### Problem A
Return the passage of the forum post on loading replicated records into database tables that starts with "Thoughts anyone?" and goes on through "Obtain update files.", copied word for word.
### Problem B
Carry the forum post on loading replicated records into database tables further, beginning right after its final line.

#### Document section

P
Paul Boddie
I have a program that is generated from a generic process. It's job is to
check to see whether records (replicated from another system) exist in a
local table, and if it doesn't, to add them. I have 1 of these programs for
every table in the database.
Some people have discussed whether you need one or many programs. In
practice, you're going to need to execute many "tasks" to process all
your tables, and potentially this could mean generating many SQL
statements, as I will describe below.
[...]
I am thinking that dynamically generating the programs to run might not be
such a good idea. It would be a shame to drop it because the system needs to
be generic and it runs from an XML file so the resulting code could be
pretty complex, and I am new to Python. The program did generate a pyc so it
was able to compile.
Thoughts anyone?
This problem sounds as if it could be solved adequately using only the
database system, although I accept that sometimes some logic or
additional processing could be done in Python. If I were to receive
updates from a system, presumably as files, I'd want to bulk copy them
into the database and then perform the necessary inserts using SQL. If
the raw updates were not directly compatible with the database,
perhaps because data representations might differ, then I would want
to process them before doing the bulk copy.
In other words, the workflow for a single table would look like this:
1. Obtain update files.
2. Process files in order to make the data compatible with the
database.
3. Create temporary tables for the updates in the database.
4. Bulk copy the files into the temporary tables (using COPY or LOAD
DATA commands).

########
#### Data segment

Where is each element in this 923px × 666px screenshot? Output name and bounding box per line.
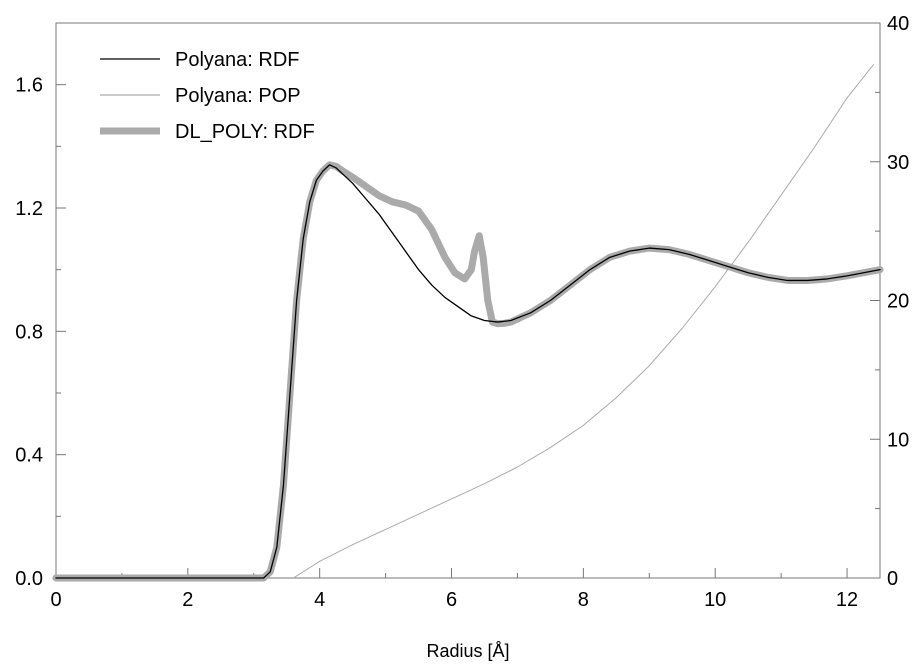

########

### Task output A
Thoughts anyone?
This problem sounds as if it could be solved adequately using only the
database system, although I accept that sometimes some logic or
additional processing could be done in Python. If I were to receive
updates from a system, presumably as files, I'd want to bulk copy them
into the database and then perform the necessary inserts using SQL. If
the raw updates were not directly compatible with the database,
perhaps because data representations might differ, then I would want
to process them before doing the bulk copy.
In other words, the workflow for a single table would look like this:
1. Obtain update files.

### Task output B
5. Do the necessary inserts (where you have to either use the non-
standard
INSERT OR UPDATE or an INSERT involving a join between existing
and temporary tables).
6. Drop the temporary tables (if not done automatically).
Now, it's almost certain that the details of the above workflow would
vary from table to table and from update to update. Even in the case
where you don't have to process the files, you still need to copy the
files into the database and to work with a different table each time.
This is where generating "something" for each table is unavoidable,
and one solution might be to have a generic template and to substitute
the table name and update filename into that template as you process
each table and its associated data. Whether you actually generate an
SQL command file for each table, or whether you have a program issue
the commands directly, is a matter of preference.
Anyway, from what you've described, that's how I would approach this
problem. Certainly, it's a lot more straightforward than dealing with
object-relational abstractions in programs generated by other
programs.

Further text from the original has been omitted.